**Aim:** Write out all records as given; omit images.
# Start of Material for this task
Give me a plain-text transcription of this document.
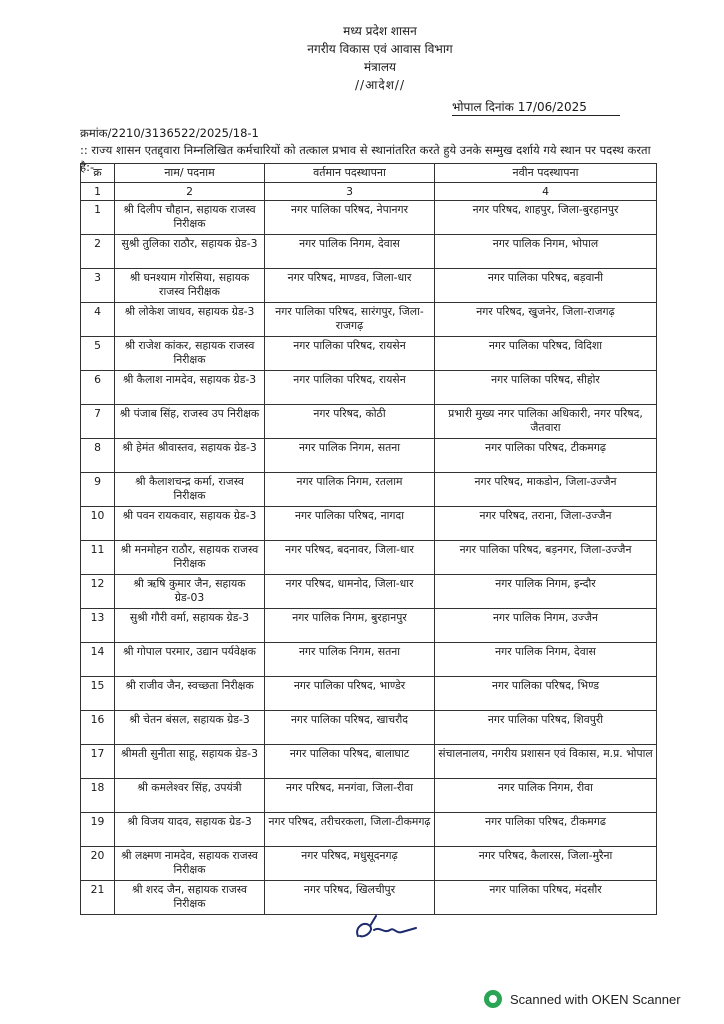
मध्य प्रदेश शासन
नगरीय विकास एवं आवास विभाग
मंत्रालय
//आदेश//
भोपाल दिनांक 17/06/2025
क्रमांक/2210/3136522/2025/18-1
:: राज्य शासन एतद्द्वारा निम्नलिखित कर्मचारियों को तत्काल प्रभाव से स्थानांतरित करते हुये उनके सम्मुख दर्शाये गये स्थान पर पदस्थ करता है:- क्र	नाम/ पदनाम	वर्तमान पदस्थापना	नवीन पदस्थापना
1	2	3	4
1	श्री दिलीप चौहान, सहायक राजस्व निरीक्षक	नगर पालिका परिषद, नेपानगर	नगर परिषद, शाहपुर, जिला-बुरहानपुर
2	सुश्री तुलिका राठौर, सहायक ग्रेड-3	नगर पालिक निगम, देवास	नगर पालिक निगम, भोपाल
3	श्री घनश्याम गोरसिया, सहायक राजस्व निरीक्षक	नगर परिषद, माण्डव, जिला-धार	नगर पालिका परिषद, बड़वानी
4	श्री लोकेश जाधव, सहायक ग्रेड-3	नगर पालिका परिषद, सारंगपुर, जिला-राजगढ़	नगर परिषद, खुजनेर, जिला-राजगढ़
5	श्री राजेश कांकर, सहायक राजस्व निरीक्षक	नगर पालिका परिषद, रायसेन	नगर पालिका परिषद, विदिशा
6	श्री कैलाश नामदेव, सहायक ग्रेड-3	नगर पालिका परिषद, रायसेन	नगर पालिका परिषद, सीहोर
7	श्री पंजाब सिंह, राजस्व उप निरीक्षक	नगर परिषद, कोठी	प्रभारी मुख्य नगर पालिका अधिकारी, नगर परिषद, जैतवारा
8	श्री हेमंत श्रीवास्तव, सहायक ग्रेड-3	नगर पालिक निगम, सतना	नगर पालिका परिषद, टीकमगढ़
9	श्री कैलाशचन्द्र कर्मा, राजस्व निरीक्षक	नगर पालिक निगम, रतलाम	नगर परिषद, माकडोन, जिला-उज्जैन
10	श्री पवन रायकवार, सहायक ग्रेड-3	नगर पालिका परिषद, नागदा	नगर परिषद, तराना, जिला-उज्जैन
11	श्री मनमोहन राठौर, सहायक राजस्व निरीक्षक	नगर परिषद, बदनावर, जिला-धार	नगर पालिका परिषद, बड़नगर, जिला-उज्जैन
12	श्री ऋषि कुमार जैन, सहायक ग्रेड-03	नगर परिषद, धामनोद, जिला-धार	नगर पालिक निगम, इन्दौर
13	सुश्री गौरी वर्मा, सहायक ग्रेड-3	नगर पालिक निगम, बुरहानपुर	नगर पालिक निगम, उज्जैन
14	श्री गोपाल परमार, उद्यान पर्यवेक्षक	नगर पालिक निगम, सतना	नगर पालिक निगम, देवास
15	श्री राजीव जैन, स्वच्छता निरीक्षक	नगर पालिका परिषद, भाण्डेर	नगर पालिका परिषद, भिण्ड
16	श्री चेतन बंसल, सहायक ग्रेड-3	नगर पालिका परिषद, खाचरौद	नगर पालिका परिषद, शिवपुरी
17	श्रीमती सुनीता साहू, सहायक ग्रेड-3	नगर पालिका परिषद, बालाघाट	संचालनालय, नगरीय प्रशासन एवं विकास, म.प्र. भोपाल
18	श्री कमलेश्वर सिंह, उपयंत्री	नगर परिषद, मनगंवा, जिला-रीवा	नगर पालिक निगम, रीवा
19	श्री विजय यादव, सहायक ग्रेड-3	नगर परिषद, तरीचरकला, जिला-टीकमगढ़	नगर पालिका परिषद, टीकमगढ
20	श्री लक्ष्मण नामदेव, सहायक राजस्व निरीक्षक	नगर परिषद, मधुसूदनगढ़	नगर परिषद, कैलारस, जिला-मुरैना
21	श्री शरद जैन, सहायक राजस्व निरीक्षक	नगर परिषद, खिलचीपुर	नगर पालिका परिषद, मंदसौर
Scanned with OKEN Scanner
# End of Material for this task
**Full solution:**
Give me a plain-text transcription of this document.
मध्य प्रदेश शासन
नगरीय विकास एवं आवास विभाग
मंत्रालय
//आदेश//
भोपाल दिनांक 17/06/2025
क्रमांक/2210/3136522/2025/18-1
:: राज्य शासन एतद्द्वारा निम्नलिखित कर्मचारियों को तत्काल प्रभाव से स्थानांतरित करते हुये उनके सम्मुख दर्शाये गये स्थान पर पदस्थ करता है:- क्र	नाम/ पदनाम	वर्तमान पदस्थापना	नवीन पदस्थापना
1	2	3	4
1	श्री दिलीप चौहान, सहायक राजस्व निरीक्षक	नगर पालिका परिषद, नेपानगर	नगर परिषद, शाहपुर, जिला-बुरहानपुर
2	सुश्री तुलिका राठौर, सहायक ग्रेड-3	नगर पालिक निगम, देवास	नगर पालिक निगम, भोपाल
3	श्री घनश्याम गोरसिया, सहायक राजस्व निरीक्षक	नगर परिषद, माण्डव, जिला-धार	नगर पालिका परिषद, बड़वानी
4	श्री लोकेश जाधव, सहायक ग्रेड-3	नगर पालिका परिषद, सारंगपुर, जिला-राजगढ़	नगर परिषद, खुजनेर, जिला-राजगढ़
5	श्री राजेश कांकर, सहायक राजस्व निरीक्षक	नगर पालिका परिषद, रायसेन	नगर पालिका परिषद, विदिशा
6	श्री कैलाश नामदेव, सहायक ग्रेड-3	नगर पालिका परिषद, रायसेन	नगर पालिका परिषद, सीहोर
7	श्री पंजाब सिंह, राजस्व उप निरीक्षक	नगर परिषद, कोठी	प्रभारी मुख्य नगर पालिका अधिकारी, नगर परिषद, जैतवारा
8	श्री हेमंत श्रीवास्तव, सहायक ग्रेड-3	नगर पालिक निगम, सतना	नगर पालिका परिषद, टीकमगढ़
9	श्री कैलाशचन्द्र कर्मा, राजस्व निरीक्षक	नगर पालिक निगम, रतलाम	नगर परिषद, माकडोन, जिला-उज्जैन
10	श्री पवन रायकवार, सहायक ग्रेड-3	नगर पालिका परिषद, नागदा	नगर परिषद, तराना, जिला-उज्जैन
11	श्री मनमोहन राठौर, सहायक राजस्व निरीक्षक	नगर परिषद, बदनावर, जिला-धार	नगर पालिका परिषद, बड़नगर, जिला-उज्जैन
12	श्री ऋषि कुमार जैन, सहायक ग्रेड-03	नगर परिषद, धामनोद, जिला-धार	नगर पालिक निगम, इन्दौर
13	सुश्री गौरी वर्मा, सहायक ग्रेड-3	नगर पालिक निगम, बुरहानपुर	नगर पालिक निगम, उज्जैन
14	श्री गोपाल परमार, उद्यान पर्यवेक्षक	नगर पालिक निगम, सतना	नगर पालिक निगम, देवास
15	श्री राजीव जैन, स्वच्छता निरीक्षक	नगर पालिका परिषद, भाण्डेर	नगर पालिका परिषद, भिण्ड
16	श्री चेतन बंसल, सहायक ग्रेड-3	नगर पालिका परिषद, खाचरौद	नगर पालिका परिषद, शिवपुरी
17	श्रीमती सुनीता साहू, सहायक ग्रेड-3	नगर पालिका परिषद, बालाघाट	संचालनालय, नगरीय प्रशासन एवं विकास, म.प्र. भोपाल
18	श्री कमलेश्वर सिंह, उपयंत्री	नगर परिषद, मनगंवा, जिला-रीवा	नगर पालिक निगम, रीवा
19	श्री विजय यादव, सहायक ग्रेड-3	नगर परिषद, तरीचरकला, जिला-टीकमगढ़	नगर पालिका परिषद, टीकमगढ
20	श्री लक्ष्मण नामदेव, सहायक राजस्व निरीक्षक	नगर परिषद, मधुसूदनगढ़	नगर परिषद, कैलारस, जिला-मुरैना
21	श्री शरद जैन, सहायक राजस्व निरीक्षक	नगर परिषद, खिलचीपुर	नगर पालिका परिषद, मंदसौर
Scanned with OKEN Scanner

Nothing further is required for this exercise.